Abstract
Purpose
Denitrification and anaerobic ammonia oxidation (anammox) play key roles in nitrogen (N) loss, and nitrification can supply substrates of NO2– and NO3– for denitrification and anammox. Coupled nitrification-denitrification/anammox processes are thus crucial for N removal in coastal ecosystems. This study aims to examine the spatial-temporal variations of ambient, coupled, and uncoupled N removal rates in the coastal sediments off the north East China Sea, and to clarify the controlling factors and microbial mechanisms of coupled nitrification-denitrification/anammox.
Materials and methods
The rates of ambient, coupled, and uncoupled denitrification and anammox in coastal sediments off the north East China Sea were quantified using the continuous-flow experiments combined with 15N isotope pairing technique. The quantitative polymerase chain reaction method was used to determine the abundances of nitrifiers, denitrifiers, and anammox bacteria, with the functional genes of amoA and nirS, and 16S rRNA gene, respectively.

• [Provided information]:
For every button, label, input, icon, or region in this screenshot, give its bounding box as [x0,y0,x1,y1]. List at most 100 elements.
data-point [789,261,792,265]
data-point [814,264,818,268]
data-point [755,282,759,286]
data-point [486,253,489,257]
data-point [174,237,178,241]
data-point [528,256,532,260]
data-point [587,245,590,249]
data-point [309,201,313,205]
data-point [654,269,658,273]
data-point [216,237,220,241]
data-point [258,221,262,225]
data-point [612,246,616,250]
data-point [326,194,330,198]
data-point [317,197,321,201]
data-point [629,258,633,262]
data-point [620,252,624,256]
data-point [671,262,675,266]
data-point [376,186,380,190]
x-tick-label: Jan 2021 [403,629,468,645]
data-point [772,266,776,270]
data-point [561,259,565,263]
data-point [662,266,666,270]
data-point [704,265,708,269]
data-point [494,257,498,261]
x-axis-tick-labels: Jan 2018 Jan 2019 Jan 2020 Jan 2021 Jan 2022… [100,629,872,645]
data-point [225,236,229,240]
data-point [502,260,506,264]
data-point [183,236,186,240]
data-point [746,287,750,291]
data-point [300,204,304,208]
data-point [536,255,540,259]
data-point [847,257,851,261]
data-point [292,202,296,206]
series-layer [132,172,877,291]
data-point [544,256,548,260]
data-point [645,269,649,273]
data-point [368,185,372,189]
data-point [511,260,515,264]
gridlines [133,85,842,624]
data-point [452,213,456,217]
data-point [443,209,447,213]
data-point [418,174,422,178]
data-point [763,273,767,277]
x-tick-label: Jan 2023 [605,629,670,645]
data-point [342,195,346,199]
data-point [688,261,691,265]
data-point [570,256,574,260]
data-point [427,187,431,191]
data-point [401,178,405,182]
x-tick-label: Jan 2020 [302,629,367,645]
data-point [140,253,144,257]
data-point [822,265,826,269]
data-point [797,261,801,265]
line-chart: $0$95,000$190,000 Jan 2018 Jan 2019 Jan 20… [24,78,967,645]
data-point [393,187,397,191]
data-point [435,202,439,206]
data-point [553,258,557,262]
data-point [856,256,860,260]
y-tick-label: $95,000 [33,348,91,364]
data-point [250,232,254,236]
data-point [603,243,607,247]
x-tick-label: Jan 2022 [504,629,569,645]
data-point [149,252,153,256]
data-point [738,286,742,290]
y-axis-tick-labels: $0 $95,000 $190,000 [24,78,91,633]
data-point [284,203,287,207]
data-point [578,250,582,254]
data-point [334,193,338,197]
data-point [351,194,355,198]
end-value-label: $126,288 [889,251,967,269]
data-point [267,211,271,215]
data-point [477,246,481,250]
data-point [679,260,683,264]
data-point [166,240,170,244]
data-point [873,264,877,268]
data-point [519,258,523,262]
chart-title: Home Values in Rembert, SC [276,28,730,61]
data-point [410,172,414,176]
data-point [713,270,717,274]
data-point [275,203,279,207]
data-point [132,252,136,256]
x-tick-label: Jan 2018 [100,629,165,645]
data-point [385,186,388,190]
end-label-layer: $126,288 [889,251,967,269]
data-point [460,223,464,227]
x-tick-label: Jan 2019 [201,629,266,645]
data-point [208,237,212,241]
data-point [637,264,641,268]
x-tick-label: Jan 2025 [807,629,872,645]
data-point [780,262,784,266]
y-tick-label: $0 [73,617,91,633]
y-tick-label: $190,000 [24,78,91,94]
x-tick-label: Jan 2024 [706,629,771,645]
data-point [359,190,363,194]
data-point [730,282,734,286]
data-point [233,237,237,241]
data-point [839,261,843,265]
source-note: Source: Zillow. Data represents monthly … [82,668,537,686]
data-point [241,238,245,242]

• [Things to do]:
1. Retype the abstract on nitrogen removal in coastal sediments from "Materials and methods" up to and including "rRNA gene, respectively.".
2. According to the abstract on nitrogen removal in coastal sediments, what method was used to determine the abundances of nitrifiers, denitrifiers, and anammox bacteria?

• [Per-task answers]:
1.
Materials and methods
The rates of ambient, coupled, and uncoupled denitrification and anammox in coastal sediments off the north East China Sea were quantified using the continuous-flow experiments combined with 15N isotope pairing technique. The quantitative polymerase chain reaction method was used to determine the abundances of nitrifiers, denitrifiers, and anammox bacteria, with the functional genes of amoA and nirS, and 16S rRNA gene, respectively.

2. The quantitative polymerase chain reaction method.